Restate each line word for word. Leave out every picture.

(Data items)
********************

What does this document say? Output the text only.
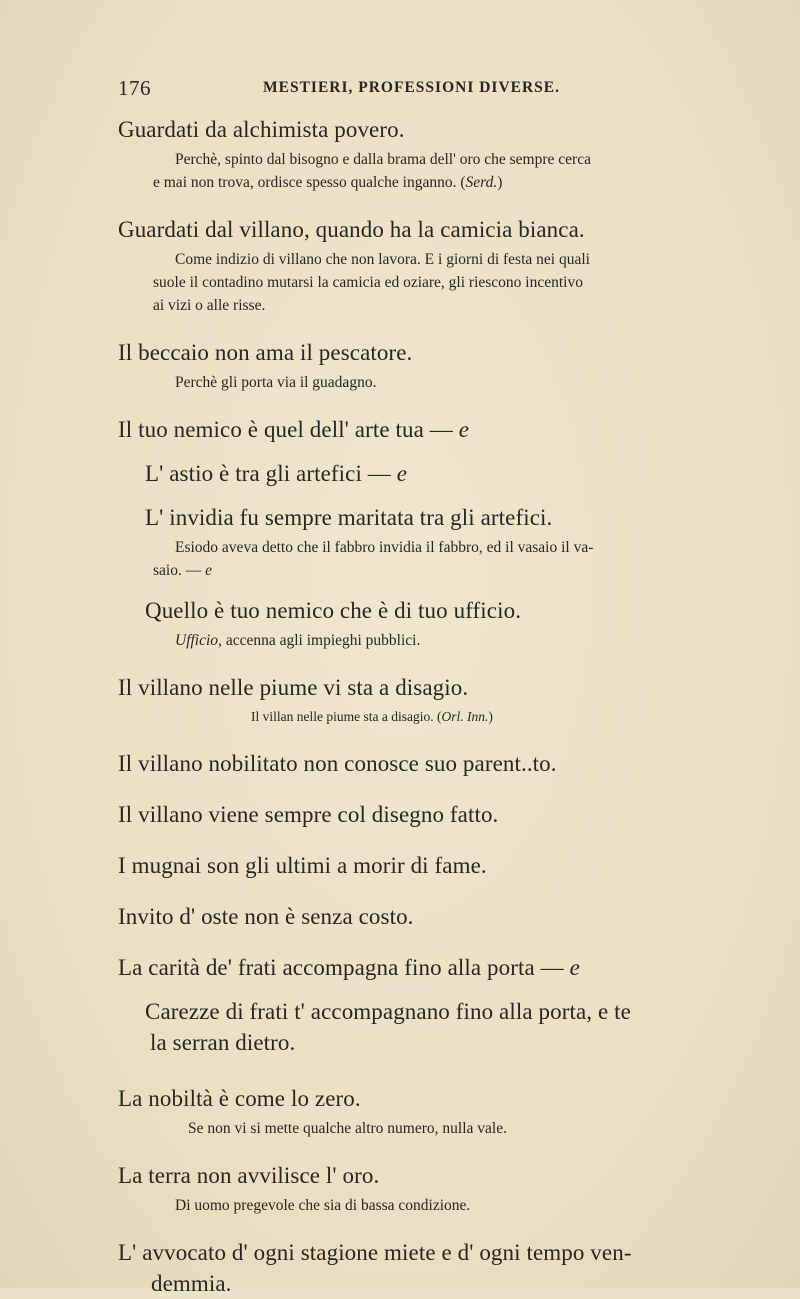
176	MESTIERI, PROFESSIONI DIVERSE.

Guardati da alchimista povero.

Perchè, spinto dal bisogno e dalla brama dell' oro che sempre cerca
e mai non trova, ordisce spesso qualche inganno. (Serd.)

Guardati dal villano, quando ha la camicia bianca.

Come indizio di villano che non lavora. E i giorni di festa nei quali
suole il contadino mutarsi la camicia ed oziare, gli riescono incentivo
ai vizi o alle risse.

Il beccaio non ama il pescatore.

Perchè gli porta via il guadagno.

Il tuo nemico è quel dell' arte tua — e

L' astio è tra gli artefici — e

L' invidia fu sempre maritata tra gli artefici.

Esiodo aveva detto che il fabbro invidia il fabbro, ed il vasaio il va-
saio. — e

Quello è tuo nemico che è di tuo ufficio.

Ufficio, accenna agli impieghi pubblici.

Il villano nelle piume vi sta a disagio.

Il villan nelle piume sta a disagio. (Orl. Inn.)

Il villano nobilitato non conosce suo parent..to.

Il villano viene sempre col disegno fatto.

I mugnai son gli ultimi a morir di fame.

Invito d' oste non è senza costo.

La carità de' frati accompagna fino alla porta — e

Carezze di frati t' accompagnano fino alla porta, e te
la serran dietro.

La nobiltà è come lo zero.

Se non vi si mette qualche altro numero, nulla vale.

La terra non avvilisce l' oro.

Di uomo pregevole che sia di bassa condizione.

L' avvocato d' ogni stagione miete e d' ogni tempo ven-
demmia.
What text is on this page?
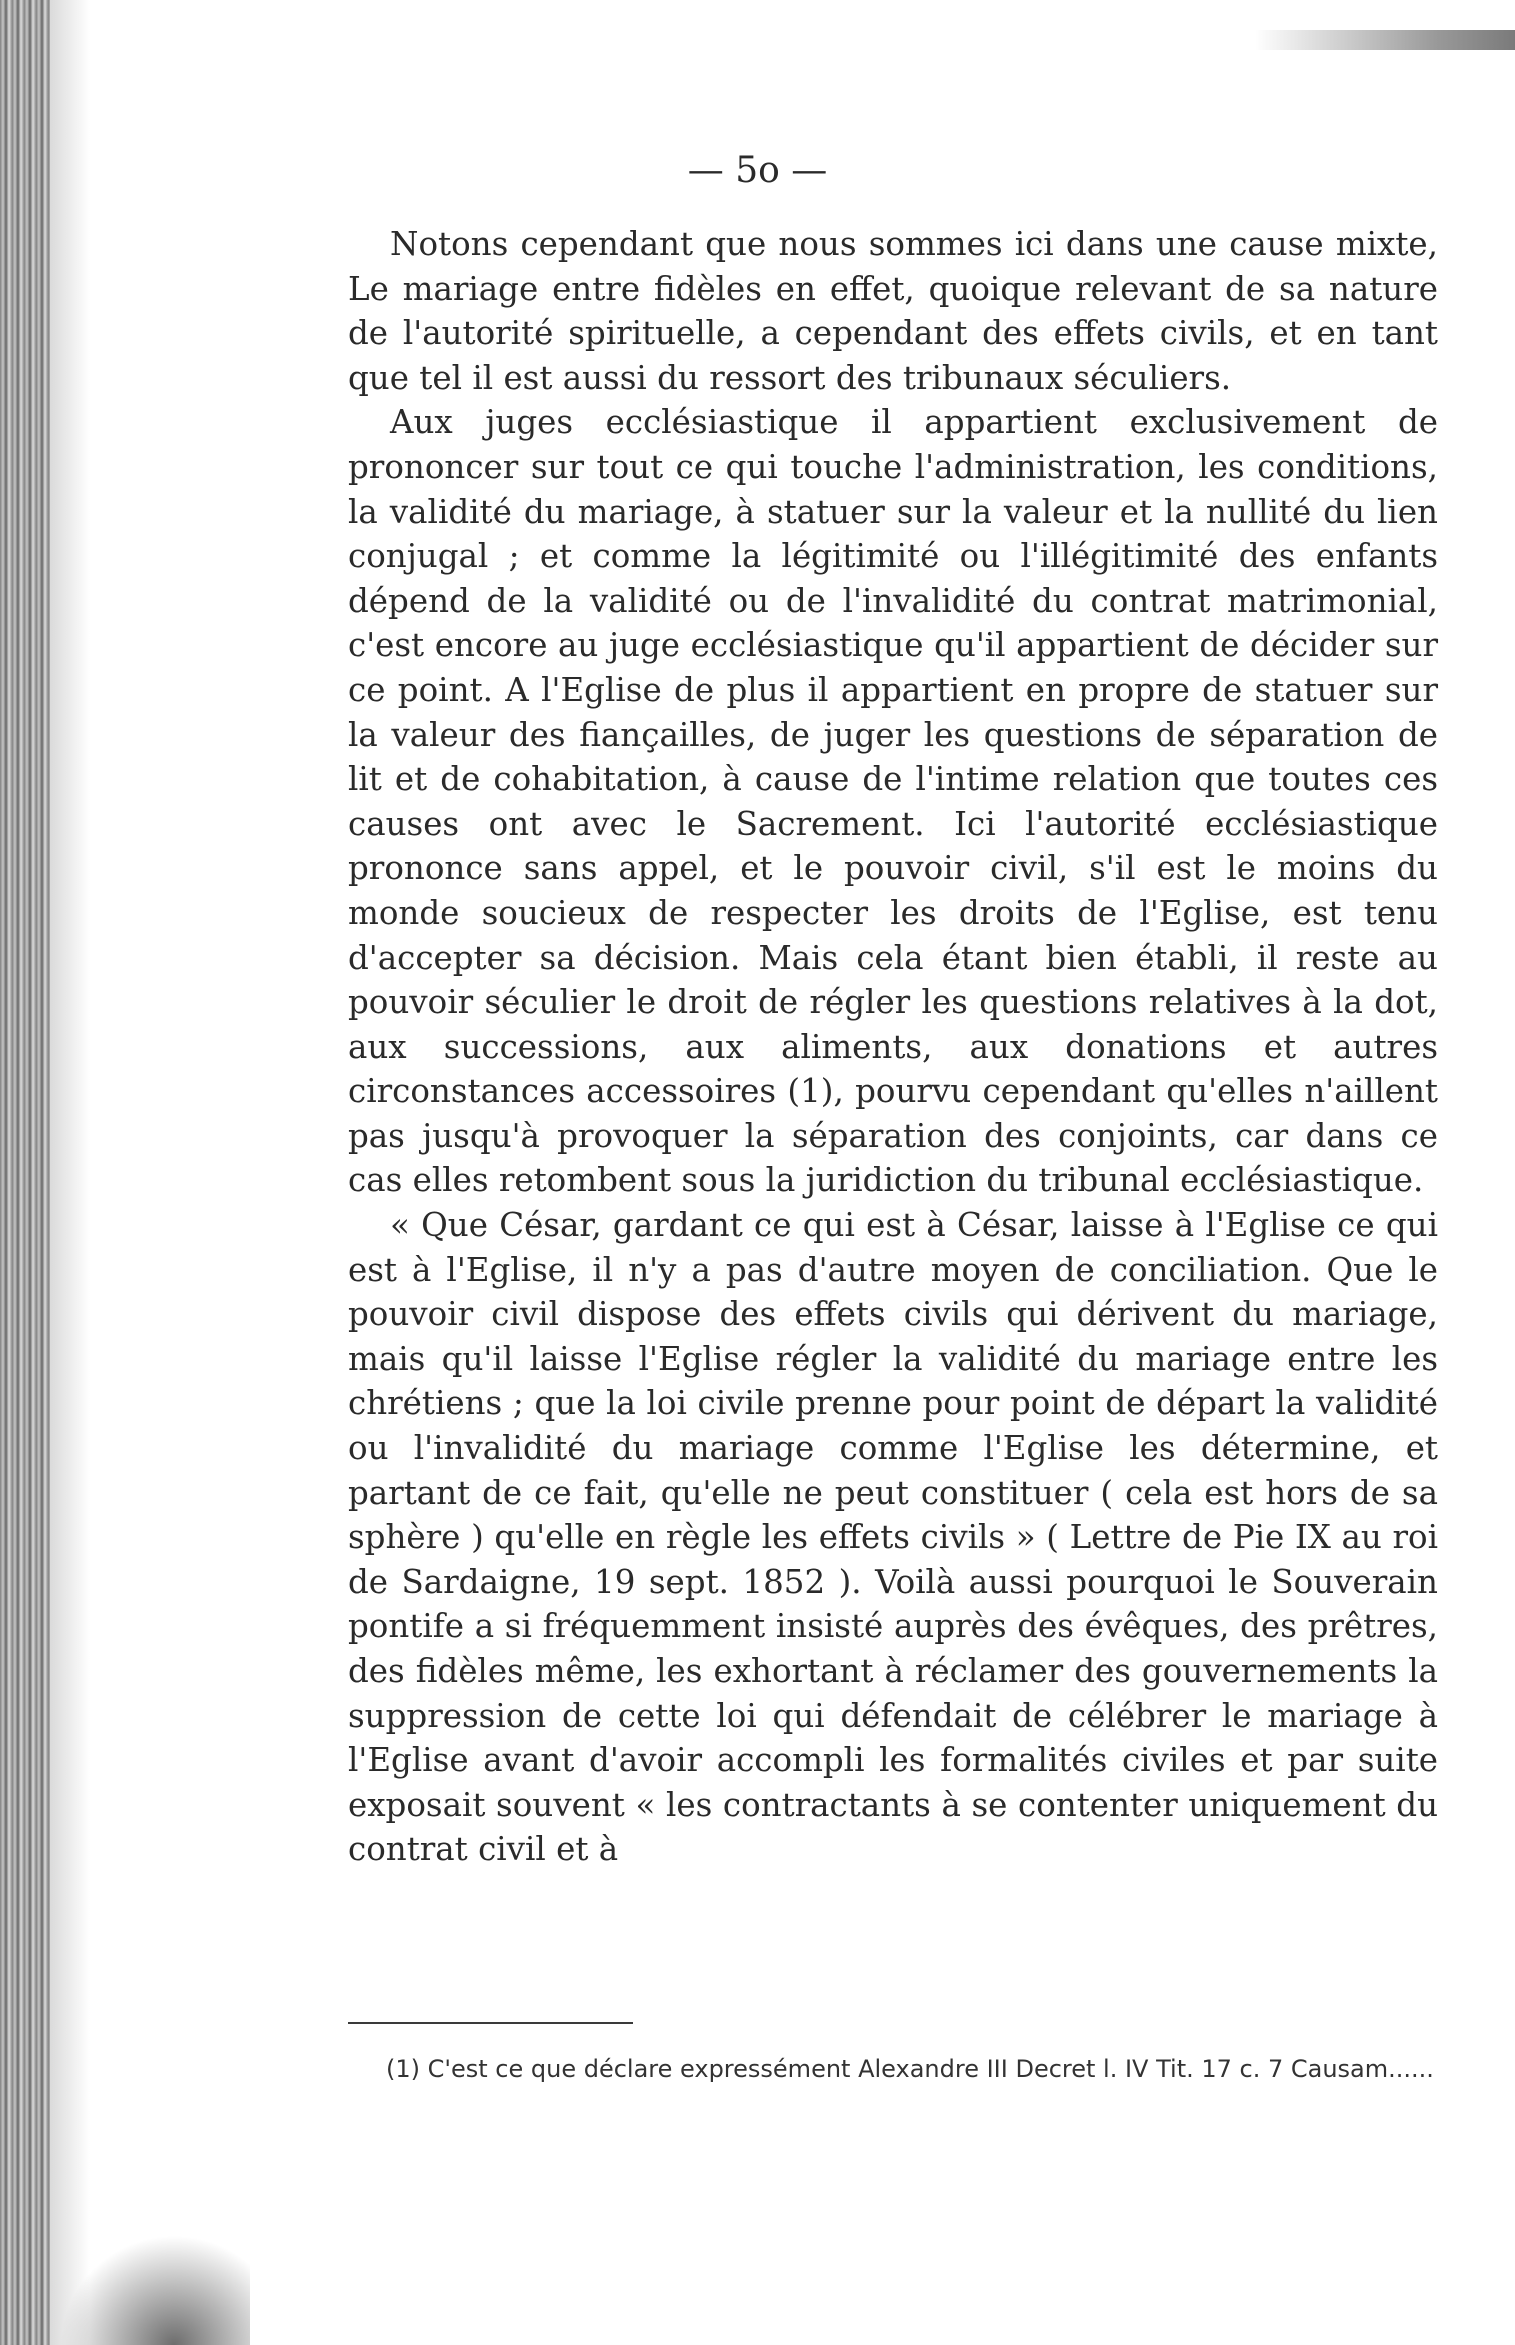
— 5o —

Notons cependant que nous sommes ici dans une cause mixte, Le mariage entre fidèles en effet, quoique relevant de sa nature de l'autorité spirituelle, a cependant des effets civils, et en tant que tel il est aussi du ressort des tribunaux séculiers.

Aux juges ecclésiastique il appartient exclusivement de prononcer sur tout ce qui touche l'administration, les conditions, la validité du mariage, à statuer sur la valeur et la nullité du lien conjugal ; et comme la légitimité ou l'illégitimité des enfants dépend de la validité ou de l'invalidité du contrat matrimonial, c'est encore au juge ecclésiastique qu'il appartient de décider sur ce point. A l'Eglise de plus il appartient en propre de statuer sur la valeur des fiançailles, de juger les questions de séparation de lit et de cohabitation, à cause de l'intime relation que toutes ces causes ont avec le Sacrement. Ici l'autorité ecclésiastique prononce sans appel, et le pouvoir civil, s'il est le moins du monde soucieux de respecter les droits de l'Eglise, est tenu d'accepter sa décision. Mais cela étant bien établi, il reste au pouvoir séculier le droit de régler les questions relatives à la dot, aux successions, aux aliments, aux donations et autres circonstances accessoires (1), pourvu cependant qu'elles n'aillent pas jusqu'à provoquer la séparation des conjoints, car dans ce cas elles retombent sous la juridiction du tribunal ecclésiastique.

« Que César, gardant ce qui est à César, laisse à l'Eglise ce qui est à l'Eglise, il n'y a pas d'autre moyen de conciliation. Que le pouvoir civil dispose des effets civils qui dérivent du mariage, mais qu'il laisse l'Eglise régler la validité du mariage entre les chrétiens ; que la loi civile prenne pour point de départ la validité ou l'invalidité du mariage comme l'Eglise les détermine, et partant de ce fait, qu'elle ne peut constituer ( cela est hors de sa sphère ) qu'elle en règle les effets civils » ( Lettre de Pie IX au roi de Sardaigne, 19 sept. 1852 ). Voilà aussi pourquoi le Souverain pontife a si fréquemment insisté auprès des évêques, des prêtres, des fidèles même, les exhortant à réclamer des gouvernements la suppression de cette loi qui défendait de célébrer le mariage à l'Eglise avant d'avoir accompli les formalités civiles et par suite exposait souvent « les contractants à se contenter uniquement du contrat civil et à

(1) C'est ce que déclare expressément Alexandre III Decret l. IV Tit. 17 c. 7 Causam......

********************

§ **Solution for this task**
What does this document say? Output the text only.
176	MESTIERI, PROFESSIONI DIVERSE.

Guardati da alchimista povero.

Perchè, spinto dal bisogno e dalla brama dell' oro che sempre cerca
e mai non trova, ordisce spesso qualche inganno. (Serd.)

Guardati dal villano, quando ha la camicia bianca.

Come indizio di villano che non lavora. E i giorni di festa nei quali
suole il contadino mutarsi la camicia ed oziare, gli riescono incentivo
ai vizi o alle risse.

Il beccaio non ama il pescatore.

Perchè gli porta via il guadagno.

Il tuo nemico è quel dell' arte tua — e

L' astio è tra gli artefici — e

L' invidia fu sempre maritata tra gli artefici.

Esiodo aveva detto che il fabbro invidia il fabbro, ed il vasaio il va-
saio. — e

Quello è tuo nemico che è di tuo ufficio.

Ufficio, accenna agli impieghi pubblici.

Il villano nelle piume vi sta a disagio.

Il villan nelle piume sta a disagio. (Orl. Inn.)

Il villano nobilitato non conosce suo parent..to.

Il villano viene sempre col disegno fatto.

I mugnai son gli ultimi a morir di fame.

Invito d' oste non è senza costo.

La carità de' frati accompagna fino alla porta — e

Carezze di frati t' accompagnano fino alla porta, e te
la serran dietro.

La nobiltà è come lo zero.

Se non vi si mette qualche altro numero, nulla vale.

La terra non avvilisce l' oro.

Di uomo pregevole che sia di bassa condizione.

L' avvocato d' ogni stagione miete e d' ogni tempo ven-
demmia.
What text is on this page?
— 5o —

Notons cependant que nous sommes ici dans une cause mixte, Le mariage entre fidèles en effet, quoique relevant de sa nature de l'autorité spirituelle, a cependant des effets civils, et en tant que tel il est aussi du ressort des tribunaux séculiers.

Aux juges ecclésiastique il appartient exclusivement de prononcer sur tout ce qui touche l'administration, les conditions, la validité du mariage, à statuer sur la valeur et la nullité du lien conjugal ; et comme la légitimité ou l'illégitimité des enfants dépend de la validité ou de l'invalidité du contrat matrimonial, c'est encore au juge ecclésiastique qu'il appartient de décider sur ce point. A l'Eglise de plus il appartient en propre de statuer sur la valeur des fiançailles, de juger les questions de séparation de lit et de cohabitation, à cause de l'intime relation que toutes ces causes ont avec le Sacrement. Ici l'autorité ecclésiastique prononce sans appel, et le pouvoir civil, s'il est le moins du monde soucieux de respecter les droits de l'Eglise, est tenu d'accepter sa décision. Mais cela étant bien établi, il reste au pouvoir séculier le droit de régler les questions relatives à la dot, aux successions, aux aliments, aux donations et autres circonstances accessoires (1), pourvu cependant qu'elles n'aillent pas jusqu'à provoquer la séparation des conjoints, car dans ce cas elles retombent sous la juridiction du tribunal ecclésiastique.

« Que César, gardant ce qui est à César, laisse à l'Eglise ce qui est à l'Eglise, il n'y a pas d'autre moyen de conciliation. Que le pouvoir civil dispose des effets civils qui dérivent du mariage, mais qu'il laisse l'Eglise régler la validité du mariage entre les chrétiens ; que la loi civile prenne pour point de départ la validité ou l'invalidité du mariage comme l'Eglise les détermine, et partant de ce fait, qu'elle ne peut constituer ( cela est hors de sa sphère ) qu'elle en règle les effets civils » ( Lettre de Pie IX au roi de Sardaigne, 19 sept. 1852 ). Voilà aussi pourquoi le Souverain pontife a si fréquemment insisté auprès des évêques, des prêtres, des fidèles même, les exhortant à réclamer des gouvernements la suppression de cette loi qui défendait de célébrer le mariage à l'Eglise avant d'avoir accompli les formalités civiles et par suite exposait souvent « les contractants à se contenter uniquement du contrat civil et à

(1) C'est ce que déclare expressément Alexandre III Decret l. IV Tit. 17 c. 7 Causam......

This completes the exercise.